» WORK REQUIRED
Work through the data line by line, gathering every line that has the word "code".

» DATA SUPPLIED
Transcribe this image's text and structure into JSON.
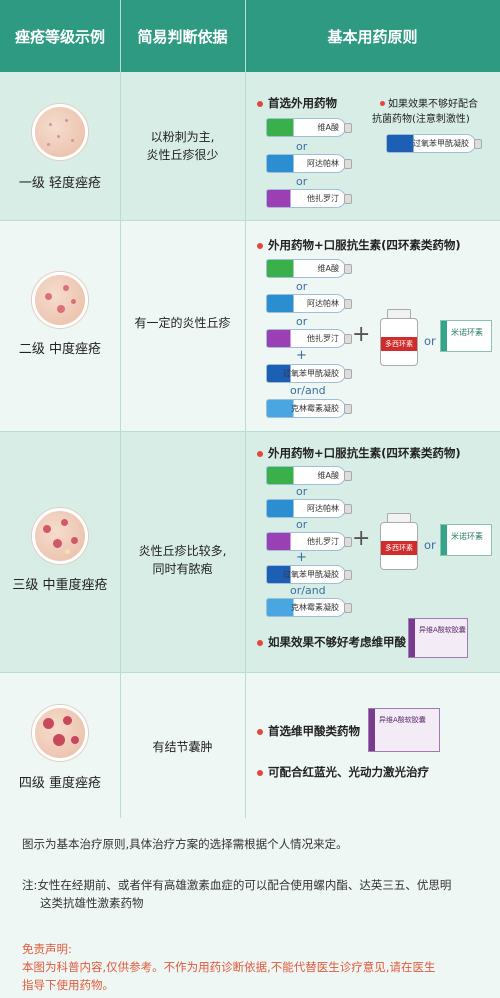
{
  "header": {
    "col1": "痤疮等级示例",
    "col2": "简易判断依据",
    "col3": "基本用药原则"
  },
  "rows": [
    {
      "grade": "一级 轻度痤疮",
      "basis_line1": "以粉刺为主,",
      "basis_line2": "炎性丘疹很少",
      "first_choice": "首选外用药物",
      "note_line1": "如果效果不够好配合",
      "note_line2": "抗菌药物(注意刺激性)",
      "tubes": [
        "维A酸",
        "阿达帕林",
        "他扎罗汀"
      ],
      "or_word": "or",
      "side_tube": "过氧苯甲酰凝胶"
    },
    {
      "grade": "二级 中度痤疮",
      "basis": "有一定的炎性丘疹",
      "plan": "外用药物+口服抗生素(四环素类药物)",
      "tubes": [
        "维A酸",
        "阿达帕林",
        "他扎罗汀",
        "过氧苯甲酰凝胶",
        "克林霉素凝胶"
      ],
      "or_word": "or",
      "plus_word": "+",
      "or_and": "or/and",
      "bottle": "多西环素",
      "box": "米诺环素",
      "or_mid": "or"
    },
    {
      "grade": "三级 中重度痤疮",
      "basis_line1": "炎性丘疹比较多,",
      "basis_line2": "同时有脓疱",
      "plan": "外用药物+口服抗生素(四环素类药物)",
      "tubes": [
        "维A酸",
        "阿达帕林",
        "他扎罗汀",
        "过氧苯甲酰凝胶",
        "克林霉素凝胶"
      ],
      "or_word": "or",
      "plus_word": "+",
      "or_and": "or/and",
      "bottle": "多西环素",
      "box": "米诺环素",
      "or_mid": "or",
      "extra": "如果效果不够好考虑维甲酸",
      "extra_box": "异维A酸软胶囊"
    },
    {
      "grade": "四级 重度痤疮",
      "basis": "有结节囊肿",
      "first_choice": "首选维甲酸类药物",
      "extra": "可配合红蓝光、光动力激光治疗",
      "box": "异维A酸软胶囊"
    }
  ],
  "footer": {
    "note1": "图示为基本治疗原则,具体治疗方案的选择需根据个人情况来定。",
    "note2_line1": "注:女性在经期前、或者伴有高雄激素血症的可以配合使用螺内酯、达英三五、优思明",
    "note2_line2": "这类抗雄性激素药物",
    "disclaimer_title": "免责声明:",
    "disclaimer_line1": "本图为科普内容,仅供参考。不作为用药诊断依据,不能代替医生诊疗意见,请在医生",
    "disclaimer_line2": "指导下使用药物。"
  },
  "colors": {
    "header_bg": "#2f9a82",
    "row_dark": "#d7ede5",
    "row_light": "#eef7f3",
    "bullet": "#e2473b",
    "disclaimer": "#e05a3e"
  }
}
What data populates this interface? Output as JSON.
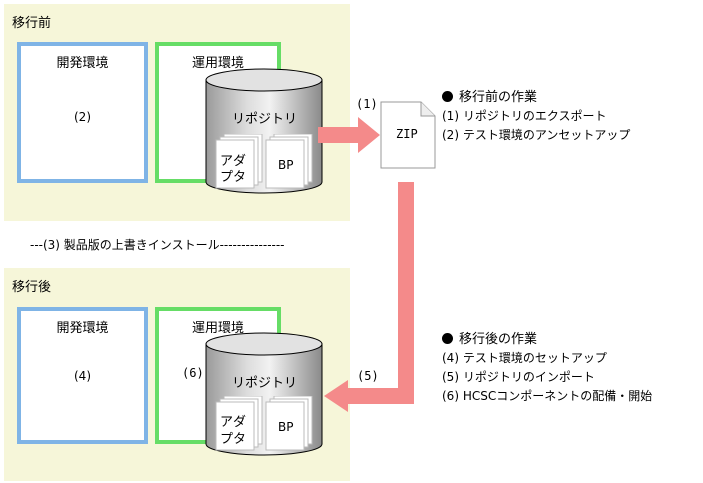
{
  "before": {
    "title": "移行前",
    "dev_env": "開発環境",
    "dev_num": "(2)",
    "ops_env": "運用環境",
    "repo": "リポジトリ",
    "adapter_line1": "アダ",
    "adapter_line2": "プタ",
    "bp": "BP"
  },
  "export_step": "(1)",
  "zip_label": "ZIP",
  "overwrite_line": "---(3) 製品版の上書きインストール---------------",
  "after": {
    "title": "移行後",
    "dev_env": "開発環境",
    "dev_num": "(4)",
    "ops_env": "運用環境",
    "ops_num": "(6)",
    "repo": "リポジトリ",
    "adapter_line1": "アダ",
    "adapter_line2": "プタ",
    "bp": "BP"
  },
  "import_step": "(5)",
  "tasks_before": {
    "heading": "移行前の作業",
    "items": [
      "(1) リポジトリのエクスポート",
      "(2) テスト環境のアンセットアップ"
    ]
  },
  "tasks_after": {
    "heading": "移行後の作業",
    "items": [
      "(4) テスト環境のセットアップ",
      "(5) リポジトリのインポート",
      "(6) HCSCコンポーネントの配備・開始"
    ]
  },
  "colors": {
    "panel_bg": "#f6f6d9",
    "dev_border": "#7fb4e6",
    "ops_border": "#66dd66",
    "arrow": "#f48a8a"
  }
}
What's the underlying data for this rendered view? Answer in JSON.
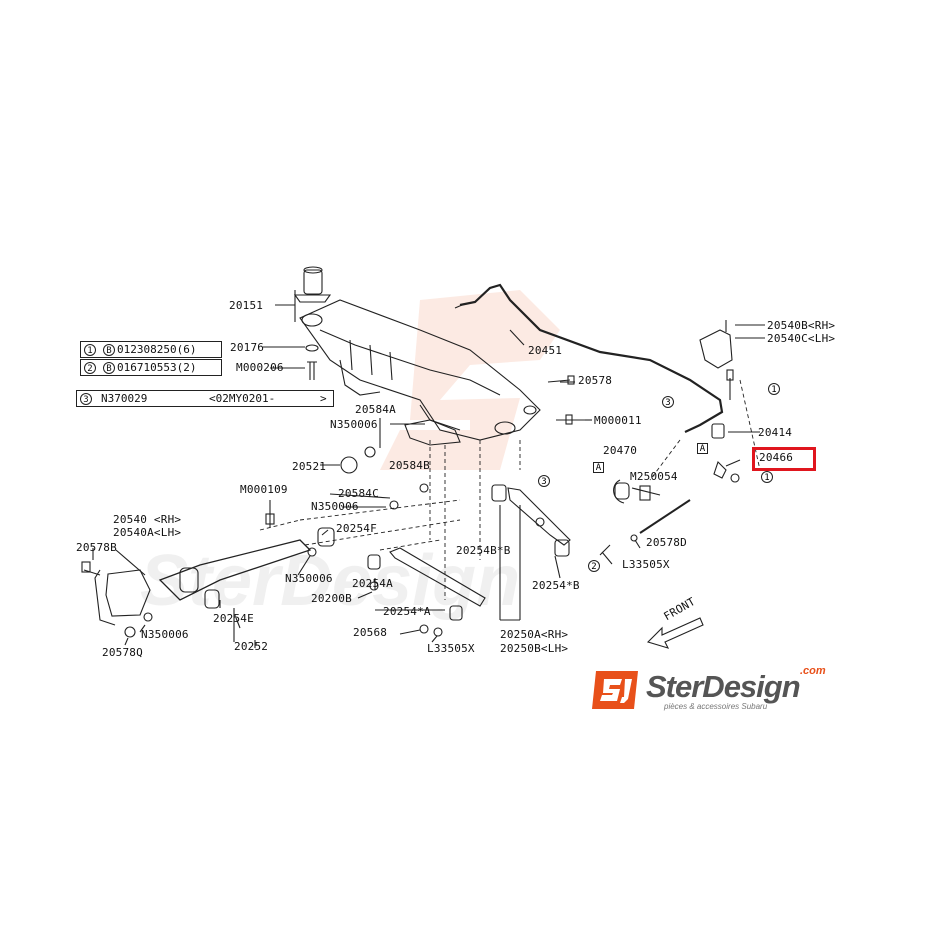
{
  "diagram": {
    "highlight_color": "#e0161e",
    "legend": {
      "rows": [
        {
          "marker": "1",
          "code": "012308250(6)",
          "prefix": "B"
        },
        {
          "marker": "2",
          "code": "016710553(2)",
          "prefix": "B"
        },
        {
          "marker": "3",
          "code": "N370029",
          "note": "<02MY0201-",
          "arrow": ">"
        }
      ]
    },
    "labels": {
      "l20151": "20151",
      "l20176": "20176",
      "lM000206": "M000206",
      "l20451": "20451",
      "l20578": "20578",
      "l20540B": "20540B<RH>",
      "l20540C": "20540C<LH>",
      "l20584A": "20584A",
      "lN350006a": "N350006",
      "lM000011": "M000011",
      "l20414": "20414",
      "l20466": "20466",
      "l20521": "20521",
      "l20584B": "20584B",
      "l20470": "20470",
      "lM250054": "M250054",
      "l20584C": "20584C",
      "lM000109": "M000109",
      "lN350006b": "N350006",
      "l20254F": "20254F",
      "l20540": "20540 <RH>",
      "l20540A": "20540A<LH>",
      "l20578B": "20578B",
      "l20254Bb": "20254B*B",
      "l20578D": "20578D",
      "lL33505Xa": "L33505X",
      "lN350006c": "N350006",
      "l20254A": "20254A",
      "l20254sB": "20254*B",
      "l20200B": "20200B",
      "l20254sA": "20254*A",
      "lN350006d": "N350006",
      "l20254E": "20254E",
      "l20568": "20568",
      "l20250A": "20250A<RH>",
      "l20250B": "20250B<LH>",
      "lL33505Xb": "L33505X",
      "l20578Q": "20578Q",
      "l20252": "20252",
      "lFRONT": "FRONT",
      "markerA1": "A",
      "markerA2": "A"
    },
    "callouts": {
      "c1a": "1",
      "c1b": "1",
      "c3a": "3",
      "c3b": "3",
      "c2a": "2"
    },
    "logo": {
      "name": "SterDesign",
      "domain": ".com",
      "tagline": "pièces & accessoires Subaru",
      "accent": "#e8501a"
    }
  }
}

* * *

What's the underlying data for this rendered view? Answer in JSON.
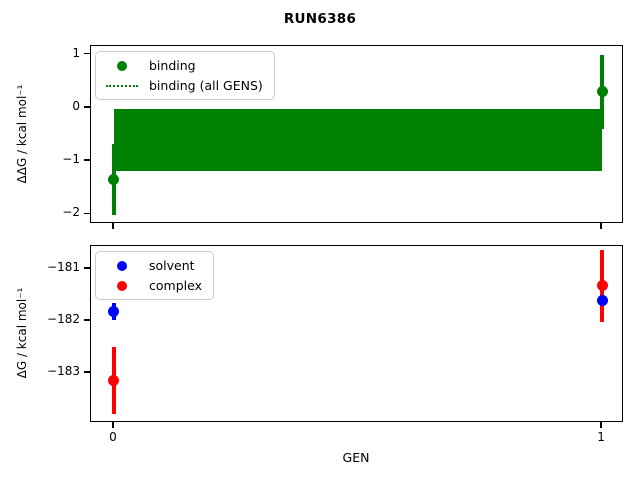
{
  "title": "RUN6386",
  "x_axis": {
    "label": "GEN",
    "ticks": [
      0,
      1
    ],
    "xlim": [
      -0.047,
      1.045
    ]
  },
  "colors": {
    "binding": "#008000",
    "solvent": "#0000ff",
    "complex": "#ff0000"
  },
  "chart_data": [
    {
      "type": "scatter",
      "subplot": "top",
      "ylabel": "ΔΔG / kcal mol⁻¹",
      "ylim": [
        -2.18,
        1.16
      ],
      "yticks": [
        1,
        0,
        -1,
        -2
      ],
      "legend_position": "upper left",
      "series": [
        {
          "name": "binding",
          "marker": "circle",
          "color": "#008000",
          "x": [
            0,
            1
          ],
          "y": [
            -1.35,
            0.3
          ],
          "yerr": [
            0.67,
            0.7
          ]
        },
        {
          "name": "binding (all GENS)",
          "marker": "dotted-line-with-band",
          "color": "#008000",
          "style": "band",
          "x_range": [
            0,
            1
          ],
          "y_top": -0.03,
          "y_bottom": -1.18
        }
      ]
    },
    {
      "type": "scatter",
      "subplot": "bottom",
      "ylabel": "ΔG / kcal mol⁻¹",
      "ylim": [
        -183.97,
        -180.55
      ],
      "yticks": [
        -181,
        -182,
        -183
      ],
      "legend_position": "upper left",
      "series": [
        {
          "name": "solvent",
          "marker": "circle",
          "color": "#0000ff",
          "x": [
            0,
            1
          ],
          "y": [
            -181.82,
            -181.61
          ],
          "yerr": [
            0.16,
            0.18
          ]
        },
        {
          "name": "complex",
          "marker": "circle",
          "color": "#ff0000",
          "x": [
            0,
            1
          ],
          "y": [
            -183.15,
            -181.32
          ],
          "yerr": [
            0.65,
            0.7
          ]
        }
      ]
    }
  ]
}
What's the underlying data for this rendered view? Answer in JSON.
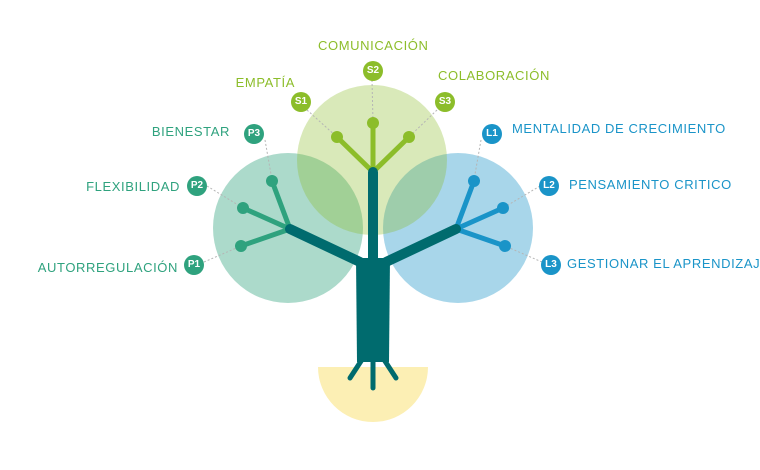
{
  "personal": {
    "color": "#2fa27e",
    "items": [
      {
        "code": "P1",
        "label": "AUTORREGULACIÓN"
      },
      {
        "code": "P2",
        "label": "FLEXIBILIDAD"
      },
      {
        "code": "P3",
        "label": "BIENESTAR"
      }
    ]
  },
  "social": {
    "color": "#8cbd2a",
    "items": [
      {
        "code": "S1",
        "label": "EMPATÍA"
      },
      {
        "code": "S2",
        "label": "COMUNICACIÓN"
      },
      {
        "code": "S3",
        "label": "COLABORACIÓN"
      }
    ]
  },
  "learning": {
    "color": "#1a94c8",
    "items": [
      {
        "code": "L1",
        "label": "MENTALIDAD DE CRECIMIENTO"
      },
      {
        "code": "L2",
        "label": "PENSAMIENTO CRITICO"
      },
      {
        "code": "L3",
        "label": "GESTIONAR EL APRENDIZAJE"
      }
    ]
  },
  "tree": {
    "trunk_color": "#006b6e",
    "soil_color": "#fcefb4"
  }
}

» EXERCISE ANSWER
          "code": "012308250(6)",
          "code": "016710553(2)",
          "code": "N370029",
        "code": "P1",
        "code": "P2",
        "code": "P3",
        "code": "S1",
        "code": "S2",
        "code": "S3",
        "code": "L1",
        "code": "L2",
        "code": "L3",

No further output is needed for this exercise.